### TASK TO CARRY OUT
Return, word for word, every line that follows.

** BEGIN **

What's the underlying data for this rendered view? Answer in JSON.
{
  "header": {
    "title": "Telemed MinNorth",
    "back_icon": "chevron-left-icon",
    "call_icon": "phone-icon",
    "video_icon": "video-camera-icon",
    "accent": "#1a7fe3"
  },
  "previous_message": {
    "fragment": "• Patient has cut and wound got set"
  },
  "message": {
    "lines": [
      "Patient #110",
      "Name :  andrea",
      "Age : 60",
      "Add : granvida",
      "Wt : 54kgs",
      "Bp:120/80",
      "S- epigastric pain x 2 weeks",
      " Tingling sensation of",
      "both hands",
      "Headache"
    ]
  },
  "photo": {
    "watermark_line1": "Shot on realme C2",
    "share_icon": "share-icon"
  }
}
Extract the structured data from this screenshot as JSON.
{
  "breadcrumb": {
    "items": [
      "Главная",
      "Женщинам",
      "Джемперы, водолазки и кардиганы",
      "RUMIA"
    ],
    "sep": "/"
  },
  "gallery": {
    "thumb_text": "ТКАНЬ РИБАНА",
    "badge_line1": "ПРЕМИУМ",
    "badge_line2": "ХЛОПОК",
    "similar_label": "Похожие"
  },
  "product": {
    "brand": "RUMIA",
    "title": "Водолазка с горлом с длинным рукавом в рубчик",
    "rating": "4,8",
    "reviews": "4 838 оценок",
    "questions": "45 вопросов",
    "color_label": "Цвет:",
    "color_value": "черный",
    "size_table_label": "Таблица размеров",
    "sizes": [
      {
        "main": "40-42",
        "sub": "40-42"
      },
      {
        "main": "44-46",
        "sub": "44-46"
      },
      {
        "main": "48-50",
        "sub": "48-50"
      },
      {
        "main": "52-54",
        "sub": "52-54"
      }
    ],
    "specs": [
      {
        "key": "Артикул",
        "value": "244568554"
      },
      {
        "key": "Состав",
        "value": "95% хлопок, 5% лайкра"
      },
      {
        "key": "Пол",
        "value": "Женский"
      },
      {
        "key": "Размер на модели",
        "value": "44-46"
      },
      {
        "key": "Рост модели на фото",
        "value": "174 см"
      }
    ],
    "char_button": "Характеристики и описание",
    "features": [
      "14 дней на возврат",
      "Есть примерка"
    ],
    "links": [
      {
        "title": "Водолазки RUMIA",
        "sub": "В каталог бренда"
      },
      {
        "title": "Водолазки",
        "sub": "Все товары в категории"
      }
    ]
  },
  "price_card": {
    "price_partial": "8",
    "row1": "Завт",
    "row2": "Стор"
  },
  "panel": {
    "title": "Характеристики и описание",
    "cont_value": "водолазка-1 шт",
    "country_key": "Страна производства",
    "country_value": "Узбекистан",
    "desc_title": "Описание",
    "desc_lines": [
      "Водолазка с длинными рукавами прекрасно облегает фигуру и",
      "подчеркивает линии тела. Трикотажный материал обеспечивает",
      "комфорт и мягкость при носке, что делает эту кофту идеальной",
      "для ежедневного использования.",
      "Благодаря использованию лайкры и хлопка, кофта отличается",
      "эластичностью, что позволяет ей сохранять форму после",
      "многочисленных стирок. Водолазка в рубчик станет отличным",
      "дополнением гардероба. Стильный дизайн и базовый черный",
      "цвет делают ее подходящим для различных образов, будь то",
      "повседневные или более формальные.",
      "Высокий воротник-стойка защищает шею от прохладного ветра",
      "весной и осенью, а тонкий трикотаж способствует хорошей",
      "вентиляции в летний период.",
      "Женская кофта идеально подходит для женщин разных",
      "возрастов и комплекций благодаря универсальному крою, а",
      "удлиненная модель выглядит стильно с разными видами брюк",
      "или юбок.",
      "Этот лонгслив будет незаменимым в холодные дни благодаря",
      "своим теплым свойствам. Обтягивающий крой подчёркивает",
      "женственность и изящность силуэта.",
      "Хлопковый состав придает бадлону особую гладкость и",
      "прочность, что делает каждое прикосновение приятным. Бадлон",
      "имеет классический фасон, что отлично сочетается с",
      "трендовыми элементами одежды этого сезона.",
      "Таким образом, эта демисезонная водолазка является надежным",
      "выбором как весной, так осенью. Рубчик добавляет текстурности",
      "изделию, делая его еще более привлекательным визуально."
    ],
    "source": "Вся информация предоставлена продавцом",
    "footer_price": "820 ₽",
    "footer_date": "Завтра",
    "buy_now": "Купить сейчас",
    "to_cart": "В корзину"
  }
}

** END **

### ANSWER TO THE EXERCISE
What's the underlying data for this rendered view? Answer in JSON.
{
  "header": {
    "title": "Telemed MinNorth",
    "back_icon": "chevron-left-icon",
    "call_icon": "phone-icon",
    "video_icon": "video-camera-icon",
    "accent": "#1a7fe3"
  },
  "previous_message": {
    "fragment": "• Patient has cut and wound got set"
  },
  "message": {
    "lines": [
      "Patient #110",
      "Name :  andrea",
      "Age : 60",
      "Add : granvida",
      "Wt : 54kgs",
      "Bp:120/80",
      "S- epigastric pain x 2 weeks",
      " Tingling sensation of",
      "both hands",
      "Headache"
    ]
  },
  "photo": {
    "watermark_line1": "Shot on realme C2",
    "share_icon": "share-icon"
  }
}
Extract the structured data from this screenshot as JSON.
{
  "breadcrumb": {
    "items": [
      "Главная",
      "Женщинам",
      "Джемперы, водолазки и кардиганы",
      "RUMIA"
    ],
    "sep": "/"
  },
  "gallery": {
    "thumb_text": "ТКАНЬ РИБАНА",
    "badge_line1": "ПРЕМИУМ",
    "badge_line2": "ХЛОПОК",
    "similar_label": "Похожие"
  },
  "product": {
    "brand": "RUMIA",
    "title": "Водолазка с горлом с длинным рукавом в рубчик",
    "rating": "4,8",
    "reviews": "4 838 оценок",
    "questions": "45 вопросов",
    "color_label": "Цвет:",
    "color_value": "черный",
    "size_table_label": "Таблица размеров",
    "sizes": [
      {
        "main": "40-42",
        "sub": "40-42"
      },
      {
        "main": "44-46",
        "sub": "44-46"
      },
      {
        "main": "48-50",
        "sub": "48-50"
      },
      {
        "main": "52-54",
        "sub": "52-54"
      }
    ],
    "specs": [
      {
        "key": "Артикул",
        "value": "244568554"
      },
      {
        "key": "Состав",
        "value": "95% хлопок, 5% лайкра"
      },
      {
        "key": "Пол",
        "value": "Женский"
      },
      {
        "key": "Размер на модели",
        "value": "44-46"
      },
      {
        "key": "Рост модели на фото",
        "value": "174 см"
      }
    ],
    "char_button": "Характеристики и описание",
    "features": [
      "14 дней на возврат",
      "Есть примерка"
    ],
    "links": [
      {
        "title": "Водолазки RUMIA",
        "sub": "В каталог бренда"
      },
      {
        "title": "Водолазки",
        "sub": "Все товары в категории"
      }
    ]
  },
  "price_card": {
    "price_partial": "8",
    "row1": "Завт",
    "row2": "Стор"
  },
  "panel": {
    "title": "Характеристики и описание",
    "cont_value": "водолазка-1 шт",
    "country_key": "Страна производства",
    "country_value": "Узбекистан",
    "desc_title": "Описание",
    "desc_lines": [
      "Водолазка с длинными рукавами прекрасно облегает фигуру и",
      "подчеркивает линии тела. Трикотажный материал обеспечивает",
      "комфорт и мягкость при носке, что делает эту кофту идеальной",
      "для ежедневного использования.",
      "Благодаря использованию лайкры и хлопка, кофта отличается",
      "эластичностью, что позволяет ей сохранять форму после",
      "многочисленных стирок. Водолазка в рубчик станет отличным",
      "дополнением гардероба. Стильный дизайн и базовый черный",
      "цвет делают ее подходящим для различных образов, будь то",
      "повседневные или более формальные.",
      "Высокий воротник-стойка защищает шею от прохладного ветра",
      "весной и осенью, а тонкий трикотаж способствует хорошей",
      "вентиляции в летний период.",
      "Женская кофта идеально подходит для женщин разных",
      "возрастов и комплекций благодаря универсальному крою, а",
      "удлиненная модель выглядит стильно с разными видами брюк",
      "или юбок.",
      "Этот лонгслив будет незаменимым в холодные дни благодаря",
      "своим теплым свойствам. Обтягивающий крой подчёркивает",
      "женственность и изящность силуэта.",
      "Хлопковый состав придает бадлону особую гладкость и",
      "прочность, что делает каждое прикосновение приятным. Бадлон",
      "имеет классический фасон, что отлично сочетается с",
      "трендовыми элементами одежды этого сезона.",
      "Таким образом, эта демисезонная водолазка является надежным",
      "выбором как весной, так осенью. Рубчик добавляет текстурности",
      "изделию, делая его еще более привлекательным визуально."
    ],
    "source": "Вся информация предоставлена продавцом",
    "footer_price": "820 ₽",
    "footer_date": "Завтра",
    "buy_now": "Купить сейчас",
    "to_cart": "В корзину"
  }
}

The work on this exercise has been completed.